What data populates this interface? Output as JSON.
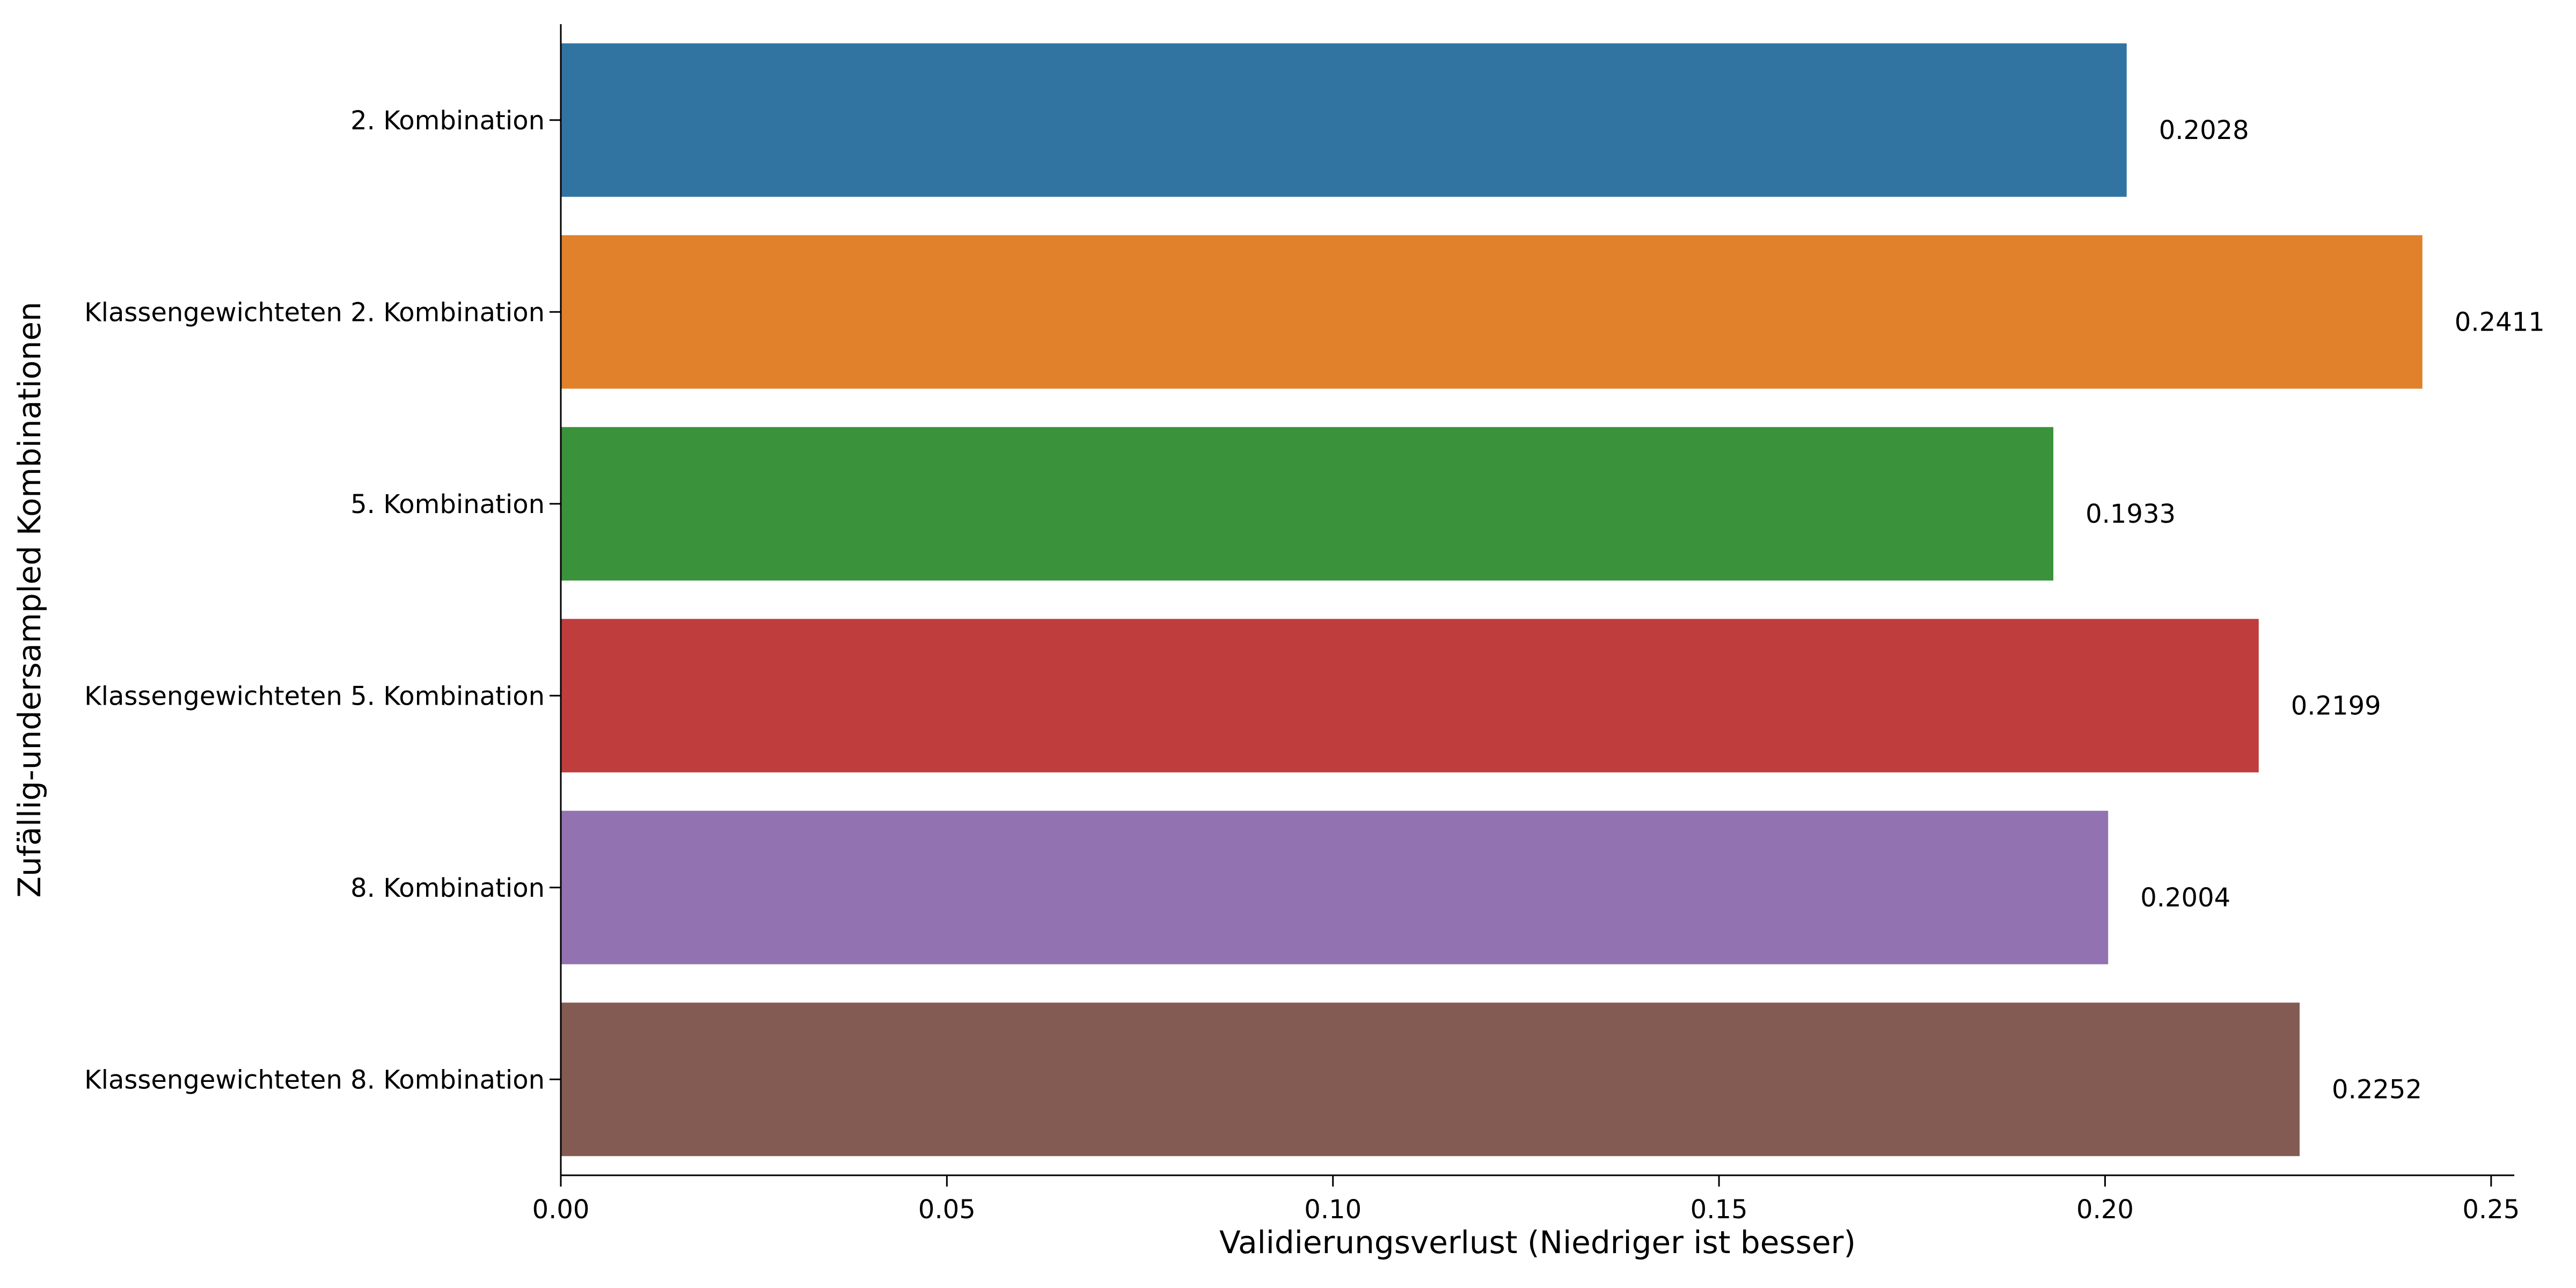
{
  "chart_data": {
    "type": "bar",
    "orientation": "horizontal",
    "title": "",
    "xlabel": "Validierungsverlust (Niedriger ist besser)",
    "ylabel": "Zufällig-undersampled Kombinationen",
    "categories": [
      "2. Kombination",
      "Klassengewichteten 2. Kombination",
      "5. Kombination",
      "Klassengewichteten 5. Kombination",
      "8. Kombination",
      "Klassengewichteten 8. Kombination"
    ],
    "values": [
      0.2028,
      0.2411,
      0.1933,
      0.2199,
      0.2004,
      0.2252
    ],
    "value_labels": [
      "0.2028",
      "0.2411",
      "0.1933",
      "0.2199",
      "0.2004",
      "0.2252"
    ],
    "colors": [
      "#3274a1",
      "#e1812c",
      "#3a923a",
      "#c03d3e",
      "#9372b2",
      "#845b53"
    ],
    "xlim": [
      0,
      0.253
    ],
    "xticks": [
      0.0,
      0.05,
      0.1,
      0.15,
      0.2,
      0.25
    ],
    "xtick_labels": [
      "0.00",
      "0.05",
      "0.10",
      "0.15",
      "0.20",
      "0.25"
    ],
    "grid": false,
    "legend": "none"
  }
}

######

* **THE PROBLEM**: Each line with the string "Klassengewichteten" in it needs to be found and copied.

* **CORRECT OUTPUT**:
      "Klassengewichteten 2. Kombination",
      "Klassengewichteten 5. Kombination",
      "Klassengewichteten 8. Kombination"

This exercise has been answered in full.